:: Records provided ::

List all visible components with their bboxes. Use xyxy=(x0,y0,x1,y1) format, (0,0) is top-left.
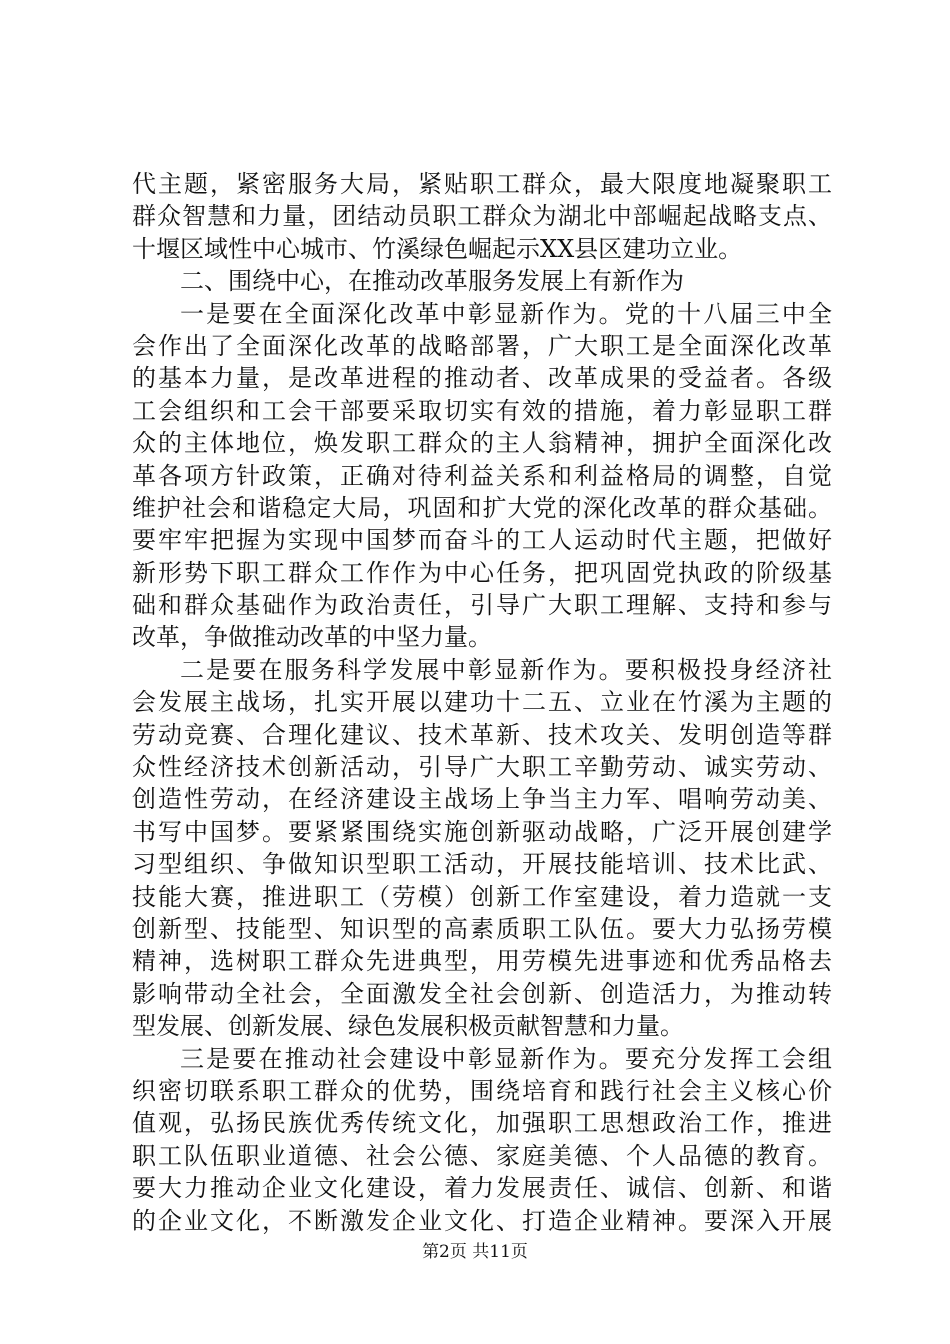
text-line: 众的主体地位，焕发职工群众的主人翁精神，拥护全面深化改 xyxy=(132,429,832,458)
section-heading: 二、围绕中心，在推动改革服务发展上有新作为 xyxy=(180,267,684,296)
text-line: 代主题，紧密服务大局，紧贴职工群众，最大限度地凝聚职工 xyxy=(132,170,832,198)
text-line: 众性经济技术创新活动，引导广大职工辛勤劳动、诚实劳动、 xyxy=(132,753,832,782)
text-line: 群众智慧和力量，团结动员职工群众为湖北中部崛起战略支点、 xyxy=(132,202,832,231)
text-line: 要牢牢把握为实现中国梦而奋斗的工人运动时代主题，把做好 xyxy=(132,526,832,555)
text-line: 革各项方针政策，正确对待利益关系和利益格局的调整，自觉 xyxy=(132,461,832,490)
text-line: 新形势下职工群众工作作为中心任务，把巩固党执政的阶级基 xyxy=(132,558,832,587)
text-line: 影响带动全社会，全面激发全社会创新、创造活力，为推动转 xyxy=(132,979,832,1008)
text-line: 维护社会和谐稳定大局，巩固和扩大党的深化改革的群众基础。 xyxy=(132,493,832,522)
text-line: 职工队伍职业道德、社会公德、家庭美德、个人品德的教育。 xyxy=(132,1141,832,1170)
text-line: 精神，选树职工群众先进典型，用劳模先进事迹和优秀品格去 xyxy=(132,947,832,976)
text-line: 改革，争做推动改革的中坚力量。 xyxy=(132,623,492,652)
text-line: 的企业文化，不断激发企业文化、打造企业精神。要深入开展 xyxy=(132,1206,832,1235)
text-line: 会作出了全面深化改革的战略部署，广大职工是全面深化改革 xyxy=(132,331,832,360)
text-line: 创新型、技能型、知识型的高素质职工队伍。要大力弘扬劳模 xyxy=(132,914,832,943)
text-line: 创造性劳动，在经济建设主战场上争当主力军、唱响劳动美、 xyxy=(132,785,832,814)
text-line: 劳动竞赛、合理化建议、技术革新、技术攻关、发明创造等群 xyxy=(132,720,832,749)
text-line: 三是要在推动社会建设中彰显新作为。要充分发挥工会组 xyxy=(180,1044,832,1073)
text-line: 二是要在服务科学发展中彰显新作为。要积极投身经济社 xyxy=(180,655,832,684)
text-line: 础和群众基础作为政治责任，引导广大职工理解、支持和参与 xyxy=(132,591,832,620)
text-line: 织密切联系职工群众的优势，围绕培育和践行社会主义核心价 xyxy=(132,1076,832,1105)
text-line: 的基本力量，是改革进程的推动者、改革成果的受益者。各级 xyxy=(132,364,832,393)
text-line: 习型组织、争做知识型职工活动，开展技能培训、技术比武、 xyxy=(132,850,832,879)
document-body xyxy=(132,168,832,1237)
text-line: 技能大赛，推进职工（劳模）创新工作室建设，着力造就一支 xyxy=(132,882,832,911)
text-line: 十堰区域性中心城市、竹溪绿色崛起示XX县区建功立业。 xyxy=(132,234,743,263)
text-line: 值观，弘扬民族优秀传统文化，加强职工思想政治工作，推进 xyxy=(132,1109,832,1138)
text-line: 一是要在全面深化改革中彰显新作为。党的十八届三中全 xyxy=(180,299,832,328)
text-line: 书写中国梦。要紧紧围绕实施创新驱动战略，广泛开展创建学 xyxy=(132,817,832,846)
text-line: 要大力推动企业文化建设，着力发展责任、诚信、创新、和谐 xyxy=(132,1174,832,1203)
text-line: 会发展主战场，扎实开展以建功十二五、立业在竹溪为主题的 xyxy=(132,688,832,717)
page-footer: 第2页 共11页 xyxy=(422,1242,528,1262)
text-line: 工会组织和工会干部要采取切实有效的措施，着力彰显职工群 xyxy=(132,396,832,425)
text-line: 型发展、创新发展、绿色发展积极贡献智慧和力量。 xyxy=(132,1012,684,1041)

:::

Challenge:
Retype, character for character, the lines in the item above, beginning with the line that contains "text-line: 众的主体地位，焕发职工群众的主人翁精神，拥护全面深化改 xyxy=(132,429,832,458)" and continuing through the line that contains "text-line: 维护社会和谐稳定大局，巩固和扩大党的深化改革的群众基础。 xyxy=(132,493,832,522)", including both of those lines.

Full solution:
text-line: 众的主体地位，焕发职工群众的主人翁精神，拥护全面深化改 xyxy=(132,429,832,458)
section-heading: 二、围绕中心，在推动改革服务发展上有新作为 xyxy=(180,267,684,296)
text-line: 代主题，紧密服务大局，紧贴职工群众，最大限度地凝聚职工 xyxy=(132,170,832,198)
text-line: 众性经济技术创新活动，引导广大职工辛勤劳动、诚实劳动、 xyxy=(132,753,832,782)
text-line: 群众智慧和力量，团结动员职工群众为湖北中部崛起战略支点、 xyxy=(132,202,832,231)
text-line: 要牢牢把握为实现中国梦而奋斗的工人运动时代主题，把做好 xyxy=(132,526,832,555)
text-line: 革各项方针政策，正确对待利益关系和利益格局的调整，自觉 xyxy=(132,461,832,490)
text-line: 新形势下职工群众工作作为中心任务，把巩固党执政的阶级基 xyxy=(132,558,832,587)
text-line: 影响带动全社会，全面激发全社会创新、创造活力，为推动转 xyxy=(132,979,832,1008)
text-line: 维护社会和谐稳定大局，巩固和扩大党的深化改革的群众基础。 xyxy=(132,493,832,522)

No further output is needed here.